WRITTEN TASK: Scan the data below for the string "measure". Copy every line where it appears.
● ● ●
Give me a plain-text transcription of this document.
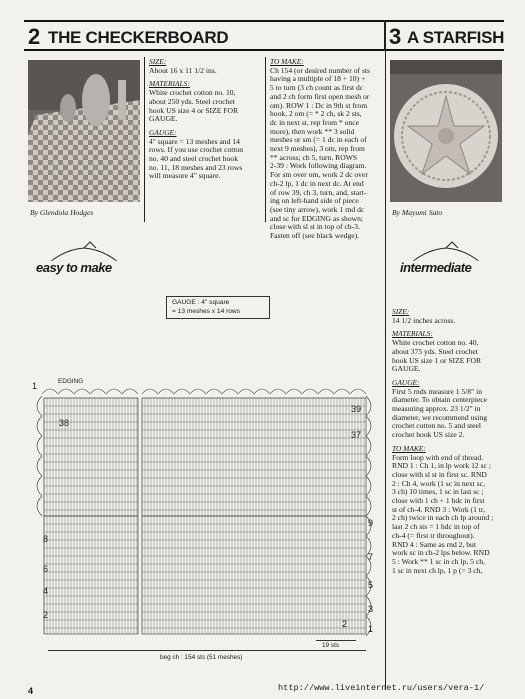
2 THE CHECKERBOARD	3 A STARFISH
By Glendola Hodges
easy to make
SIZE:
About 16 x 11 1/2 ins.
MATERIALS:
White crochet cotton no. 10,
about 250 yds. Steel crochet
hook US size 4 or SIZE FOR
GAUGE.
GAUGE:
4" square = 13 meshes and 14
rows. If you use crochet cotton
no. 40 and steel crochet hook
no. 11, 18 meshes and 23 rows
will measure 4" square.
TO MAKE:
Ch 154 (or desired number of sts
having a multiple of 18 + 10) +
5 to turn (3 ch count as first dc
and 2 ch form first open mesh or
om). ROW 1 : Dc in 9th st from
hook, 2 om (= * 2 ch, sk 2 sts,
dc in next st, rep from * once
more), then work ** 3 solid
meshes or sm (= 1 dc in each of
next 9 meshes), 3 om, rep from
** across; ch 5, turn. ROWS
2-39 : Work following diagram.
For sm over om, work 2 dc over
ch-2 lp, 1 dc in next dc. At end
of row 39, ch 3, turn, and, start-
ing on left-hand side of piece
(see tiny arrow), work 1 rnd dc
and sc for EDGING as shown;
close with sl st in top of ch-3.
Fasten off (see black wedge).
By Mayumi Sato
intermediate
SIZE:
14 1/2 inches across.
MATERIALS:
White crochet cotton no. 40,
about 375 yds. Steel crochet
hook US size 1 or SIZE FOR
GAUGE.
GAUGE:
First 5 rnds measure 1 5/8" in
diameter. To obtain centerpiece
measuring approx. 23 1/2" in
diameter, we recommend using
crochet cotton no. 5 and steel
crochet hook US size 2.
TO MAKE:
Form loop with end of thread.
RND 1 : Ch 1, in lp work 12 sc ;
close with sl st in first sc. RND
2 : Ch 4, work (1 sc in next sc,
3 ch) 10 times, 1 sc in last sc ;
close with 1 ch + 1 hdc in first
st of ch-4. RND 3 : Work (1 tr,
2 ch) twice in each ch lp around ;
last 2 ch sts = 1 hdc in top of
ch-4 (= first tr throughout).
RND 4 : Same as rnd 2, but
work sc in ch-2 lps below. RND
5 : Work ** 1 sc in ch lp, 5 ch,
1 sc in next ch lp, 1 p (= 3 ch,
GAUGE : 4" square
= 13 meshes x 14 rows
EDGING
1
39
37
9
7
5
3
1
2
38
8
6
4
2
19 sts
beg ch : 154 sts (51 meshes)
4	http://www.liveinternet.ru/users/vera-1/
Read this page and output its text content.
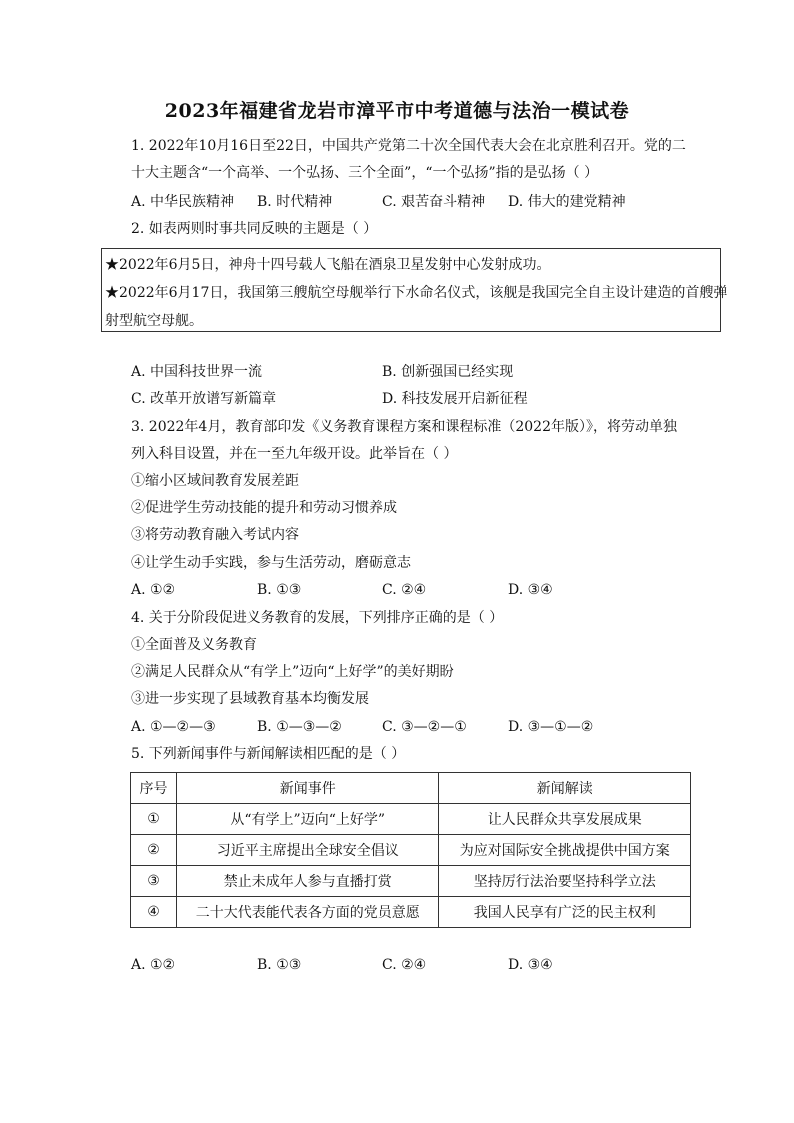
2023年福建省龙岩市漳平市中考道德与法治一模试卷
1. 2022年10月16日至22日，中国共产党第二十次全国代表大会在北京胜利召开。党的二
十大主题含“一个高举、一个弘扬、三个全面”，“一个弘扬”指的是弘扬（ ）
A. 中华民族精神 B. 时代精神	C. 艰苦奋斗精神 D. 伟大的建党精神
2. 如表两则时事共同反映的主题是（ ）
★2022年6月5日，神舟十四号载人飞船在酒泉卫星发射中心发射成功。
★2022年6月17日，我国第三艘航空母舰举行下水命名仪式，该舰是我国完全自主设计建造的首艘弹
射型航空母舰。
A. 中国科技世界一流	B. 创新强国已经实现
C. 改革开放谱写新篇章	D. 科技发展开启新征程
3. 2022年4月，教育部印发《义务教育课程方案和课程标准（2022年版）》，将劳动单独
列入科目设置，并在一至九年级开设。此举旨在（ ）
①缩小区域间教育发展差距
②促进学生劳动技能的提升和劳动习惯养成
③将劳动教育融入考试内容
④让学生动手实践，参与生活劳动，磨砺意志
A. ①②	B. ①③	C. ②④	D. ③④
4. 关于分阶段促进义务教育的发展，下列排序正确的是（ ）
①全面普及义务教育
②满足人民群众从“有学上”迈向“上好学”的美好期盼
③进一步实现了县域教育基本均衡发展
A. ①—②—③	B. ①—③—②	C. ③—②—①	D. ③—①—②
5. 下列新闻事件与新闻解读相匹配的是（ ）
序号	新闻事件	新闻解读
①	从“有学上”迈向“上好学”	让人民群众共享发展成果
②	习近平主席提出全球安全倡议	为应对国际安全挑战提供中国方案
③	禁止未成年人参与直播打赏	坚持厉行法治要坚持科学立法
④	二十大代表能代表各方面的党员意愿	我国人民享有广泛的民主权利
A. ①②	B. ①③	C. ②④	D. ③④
● ● ●
REPLY TO THE EXERCISE:
will measure 4" square.
First 5 rnds measure 1 5/8" in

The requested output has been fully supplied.